::: Dataset :::

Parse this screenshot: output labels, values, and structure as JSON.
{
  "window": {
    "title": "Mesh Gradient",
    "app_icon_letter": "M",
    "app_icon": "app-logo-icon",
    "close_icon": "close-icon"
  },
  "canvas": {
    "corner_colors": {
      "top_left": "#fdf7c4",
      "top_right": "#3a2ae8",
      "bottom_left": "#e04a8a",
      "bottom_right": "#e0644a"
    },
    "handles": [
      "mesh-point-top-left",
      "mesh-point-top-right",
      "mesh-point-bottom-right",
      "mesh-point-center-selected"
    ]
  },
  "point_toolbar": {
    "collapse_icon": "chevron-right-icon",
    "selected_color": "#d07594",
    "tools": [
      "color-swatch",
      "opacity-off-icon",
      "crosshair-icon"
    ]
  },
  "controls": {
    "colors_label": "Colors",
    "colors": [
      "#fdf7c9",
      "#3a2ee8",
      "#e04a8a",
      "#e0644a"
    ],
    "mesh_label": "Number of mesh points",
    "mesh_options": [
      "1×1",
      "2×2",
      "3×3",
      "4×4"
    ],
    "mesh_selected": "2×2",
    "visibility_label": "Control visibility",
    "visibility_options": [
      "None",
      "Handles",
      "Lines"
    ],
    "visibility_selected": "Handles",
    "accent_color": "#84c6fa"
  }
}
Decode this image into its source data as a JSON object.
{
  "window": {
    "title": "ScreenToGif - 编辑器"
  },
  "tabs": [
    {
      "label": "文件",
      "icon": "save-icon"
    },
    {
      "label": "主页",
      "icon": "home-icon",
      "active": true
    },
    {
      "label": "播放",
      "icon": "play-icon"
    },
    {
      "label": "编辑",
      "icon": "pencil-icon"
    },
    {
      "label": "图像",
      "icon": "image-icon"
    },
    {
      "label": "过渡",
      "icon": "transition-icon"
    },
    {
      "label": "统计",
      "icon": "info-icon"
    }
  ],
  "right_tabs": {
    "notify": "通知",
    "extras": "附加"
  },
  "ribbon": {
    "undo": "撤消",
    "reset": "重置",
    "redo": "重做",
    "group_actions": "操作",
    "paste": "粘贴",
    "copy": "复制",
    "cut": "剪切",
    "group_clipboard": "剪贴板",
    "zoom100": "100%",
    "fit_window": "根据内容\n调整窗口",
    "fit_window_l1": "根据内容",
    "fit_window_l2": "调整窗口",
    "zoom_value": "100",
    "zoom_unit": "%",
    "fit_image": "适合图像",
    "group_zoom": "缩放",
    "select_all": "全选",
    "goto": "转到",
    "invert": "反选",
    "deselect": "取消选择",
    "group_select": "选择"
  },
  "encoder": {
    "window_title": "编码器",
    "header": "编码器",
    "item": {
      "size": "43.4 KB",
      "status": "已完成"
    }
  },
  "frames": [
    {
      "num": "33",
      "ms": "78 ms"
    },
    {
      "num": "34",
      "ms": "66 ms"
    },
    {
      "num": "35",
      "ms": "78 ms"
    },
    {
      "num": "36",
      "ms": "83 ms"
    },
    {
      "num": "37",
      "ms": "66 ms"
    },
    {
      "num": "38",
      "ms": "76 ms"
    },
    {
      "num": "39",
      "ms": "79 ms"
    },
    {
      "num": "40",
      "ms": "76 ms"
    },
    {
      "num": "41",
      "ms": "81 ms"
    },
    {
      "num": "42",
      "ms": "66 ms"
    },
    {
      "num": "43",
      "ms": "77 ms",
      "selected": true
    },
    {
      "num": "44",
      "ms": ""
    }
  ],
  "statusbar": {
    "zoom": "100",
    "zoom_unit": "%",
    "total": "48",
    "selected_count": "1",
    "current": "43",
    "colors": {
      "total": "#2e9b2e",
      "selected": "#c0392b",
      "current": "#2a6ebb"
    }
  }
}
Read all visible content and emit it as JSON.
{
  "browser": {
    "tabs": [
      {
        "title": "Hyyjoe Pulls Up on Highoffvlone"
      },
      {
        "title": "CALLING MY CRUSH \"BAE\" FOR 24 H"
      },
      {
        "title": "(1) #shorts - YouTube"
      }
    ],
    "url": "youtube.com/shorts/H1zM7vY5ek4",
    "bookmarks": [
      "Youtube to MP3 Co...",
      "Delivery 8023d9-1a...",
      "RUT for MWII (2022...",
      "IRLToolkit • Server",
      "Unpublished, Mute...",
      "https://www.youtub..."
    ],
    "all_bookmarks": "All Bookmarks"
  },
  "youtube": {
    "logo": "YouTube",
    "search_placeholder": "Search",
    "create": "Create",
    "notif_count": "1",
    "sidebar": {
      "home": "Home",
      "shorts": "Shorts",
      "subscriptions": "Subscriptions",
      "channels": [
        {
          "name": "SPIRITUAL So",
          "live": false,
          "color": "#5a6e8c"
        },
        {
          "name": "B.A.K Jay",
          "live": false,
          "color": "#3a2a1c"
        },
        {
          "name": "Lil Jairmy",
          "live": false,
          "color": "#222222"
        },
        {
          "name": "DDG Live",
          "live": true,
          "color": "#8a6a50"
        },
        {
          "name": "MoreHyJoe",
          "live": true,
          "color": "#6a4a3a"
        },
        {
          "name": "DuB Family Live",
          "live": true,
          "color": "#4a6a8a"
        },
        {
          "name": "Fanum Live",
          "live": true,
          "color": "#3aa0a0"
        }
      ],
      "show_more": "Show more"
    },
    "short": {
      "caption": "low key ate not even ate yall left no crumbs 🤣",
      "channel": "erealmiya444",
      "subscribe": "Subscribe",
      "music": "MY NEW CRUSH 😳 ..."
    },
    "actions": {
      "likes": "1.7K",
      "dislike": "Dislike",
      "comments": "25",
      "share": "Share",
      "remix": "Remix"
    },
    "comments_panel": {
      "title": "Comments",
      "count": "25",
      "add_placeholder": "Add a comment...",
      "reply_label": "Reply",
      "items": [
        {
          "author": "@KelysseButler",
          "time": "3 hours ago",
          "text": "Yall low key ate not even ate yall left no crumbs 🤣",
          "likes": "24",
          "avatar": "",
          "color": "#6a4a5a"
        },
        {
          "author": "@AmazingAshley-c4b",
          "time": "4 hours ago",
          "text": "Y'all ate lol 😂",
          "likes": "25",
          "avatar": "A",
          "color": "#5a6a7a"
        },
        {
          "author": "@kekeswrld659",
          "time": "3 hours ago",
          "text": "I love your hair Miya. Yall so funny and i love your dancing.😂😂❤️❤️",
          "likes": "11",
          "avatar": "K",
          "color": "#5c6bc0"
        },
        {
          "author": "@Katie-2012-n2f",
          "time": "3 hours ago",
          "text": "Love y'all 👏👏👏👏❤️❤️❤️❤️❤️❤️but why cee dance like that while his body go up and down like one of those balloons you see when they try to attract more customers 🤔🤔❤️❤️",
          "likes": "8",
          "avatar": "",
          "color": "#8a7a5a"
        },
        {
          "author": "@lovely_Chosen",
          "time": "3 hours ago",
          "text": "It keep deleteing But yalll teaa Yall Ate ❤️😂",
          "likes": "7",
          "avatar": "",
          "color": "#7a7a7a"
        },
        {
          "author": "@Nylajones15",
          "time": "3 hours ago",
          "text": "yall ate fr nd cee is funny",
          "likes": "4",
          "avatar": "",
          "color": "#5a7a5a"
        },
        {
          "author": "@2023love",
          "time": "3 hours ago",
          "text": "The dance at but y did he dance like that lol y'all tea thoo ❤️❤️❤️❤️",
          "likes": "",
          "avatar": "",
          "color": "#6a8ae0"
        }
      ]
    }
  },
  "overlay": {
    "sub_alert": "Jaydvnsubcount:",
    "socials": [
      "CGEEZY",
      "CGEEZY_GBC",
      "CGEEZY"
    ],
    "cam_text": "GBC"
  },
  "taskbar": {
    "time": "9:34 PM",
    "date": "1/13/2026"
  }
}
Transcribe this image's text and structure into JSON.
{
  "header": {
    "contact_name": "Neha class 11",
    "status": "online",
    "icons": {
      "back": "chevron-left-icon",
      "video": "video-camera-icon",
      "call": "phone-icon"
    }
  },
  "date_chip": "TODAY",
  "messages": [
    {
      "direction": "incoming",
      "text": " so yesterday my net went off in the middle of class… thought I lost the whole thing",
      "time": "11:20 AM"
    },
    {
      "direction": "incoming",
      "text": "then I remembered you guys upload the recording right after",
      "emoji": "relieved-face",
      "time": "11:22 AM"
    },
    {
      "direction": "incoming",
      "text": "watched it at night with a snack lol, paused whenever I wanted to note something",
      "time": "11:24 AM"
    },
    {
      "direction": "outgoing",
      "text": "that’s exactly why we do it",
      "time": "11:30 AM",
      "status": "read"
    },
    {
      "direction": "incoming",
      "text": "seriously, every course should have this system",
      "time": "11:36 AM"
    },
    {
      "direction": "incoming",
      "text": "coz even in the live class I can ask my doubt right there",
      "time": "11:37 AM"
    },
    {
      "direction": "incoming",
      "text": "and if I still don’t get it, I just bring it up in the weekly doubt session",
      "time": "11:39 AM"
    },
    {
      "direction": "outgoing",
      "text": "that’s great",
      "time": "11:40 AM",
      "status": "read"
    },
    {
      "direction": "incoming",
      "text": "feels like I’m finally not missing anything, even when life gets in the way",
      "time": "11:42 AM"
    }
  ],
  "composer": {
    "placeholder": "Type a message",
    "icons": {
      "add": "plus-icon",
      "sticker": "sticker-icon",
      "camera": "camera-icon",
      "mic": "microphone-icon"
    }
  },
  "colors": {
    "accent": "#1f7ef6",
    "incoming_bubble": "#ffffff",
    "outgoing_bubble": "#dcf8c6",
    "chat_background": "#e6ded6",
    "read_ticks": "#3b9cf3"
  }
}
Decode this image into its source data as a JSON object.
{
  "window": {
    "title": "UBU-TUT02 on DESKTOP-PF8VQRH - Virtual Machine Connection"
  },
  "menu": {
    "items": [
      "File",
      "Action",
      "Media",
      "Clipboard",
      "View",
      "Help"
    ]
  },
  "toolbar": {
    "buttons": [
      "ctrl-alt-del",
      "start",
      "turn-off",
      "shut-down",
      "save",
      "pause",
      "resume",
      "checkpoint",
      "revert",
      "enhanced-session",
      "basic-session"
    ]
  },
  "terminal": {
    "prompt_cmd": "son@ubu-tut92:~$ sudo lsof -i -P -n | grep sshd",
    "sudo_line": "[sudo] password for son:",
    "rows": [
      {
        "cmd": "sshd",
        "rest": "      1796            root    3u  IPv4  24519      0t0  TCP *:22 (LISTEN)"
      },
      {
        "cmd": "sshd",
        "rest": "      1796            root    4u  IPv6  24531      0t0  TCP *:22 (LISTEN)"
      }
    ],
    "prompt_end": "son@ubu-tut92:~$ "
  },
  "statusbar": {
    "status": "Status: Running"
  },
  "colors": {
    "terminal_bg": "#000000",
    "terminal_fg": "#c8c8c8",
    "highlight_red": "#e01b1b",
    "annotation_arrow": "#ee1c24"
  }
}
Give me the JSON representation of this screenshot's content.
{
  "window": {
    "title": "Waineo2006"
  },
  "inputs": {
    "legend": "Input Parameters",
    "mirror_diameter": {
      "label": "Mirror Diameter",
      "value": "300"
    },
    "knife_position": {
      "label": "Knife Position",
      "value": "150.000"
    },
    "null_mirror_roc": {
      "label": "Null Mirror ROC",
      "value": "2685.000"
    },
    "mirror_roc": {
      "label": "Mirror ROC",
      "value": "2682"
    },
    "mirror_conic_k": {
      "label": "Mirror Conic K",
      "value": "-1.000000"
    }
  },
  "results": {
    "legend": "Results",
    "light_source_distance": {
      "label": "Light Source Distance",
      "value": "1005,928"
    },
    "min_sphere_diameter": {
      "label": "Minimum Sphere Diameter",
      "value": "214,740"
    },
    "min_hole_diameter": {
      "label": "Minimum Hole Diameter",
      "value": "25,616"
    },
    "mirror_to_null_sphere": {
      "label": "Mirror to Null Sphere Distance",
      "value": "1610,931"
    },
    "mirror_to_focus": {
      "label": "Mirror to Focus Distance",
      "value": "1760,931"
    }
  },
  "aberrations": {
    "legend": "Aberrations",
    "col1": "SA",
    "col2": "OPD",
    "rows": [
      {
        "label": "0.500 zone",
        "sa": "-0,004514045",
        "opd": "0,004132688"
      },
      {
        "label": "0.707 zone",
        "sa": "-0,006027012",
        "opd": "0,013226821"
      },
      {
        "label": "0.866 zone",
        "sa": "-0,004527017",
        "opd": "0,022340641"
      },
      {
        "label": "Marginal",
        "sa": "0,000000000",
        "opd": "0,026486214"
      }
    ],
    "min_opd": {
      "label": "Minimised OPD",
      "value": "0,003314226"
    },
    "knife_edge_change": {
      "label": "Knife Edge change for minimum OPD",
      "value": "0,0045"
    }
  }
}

:::

Instructions to follow ▸ Copy out all lines that carry the word "shorts".

Solution ▸
        "title": "(1) #shorts - YouTube"
    "url": "youtube.com/shorts/H1zM7vY5ek4",
      "shorts": "Shorts",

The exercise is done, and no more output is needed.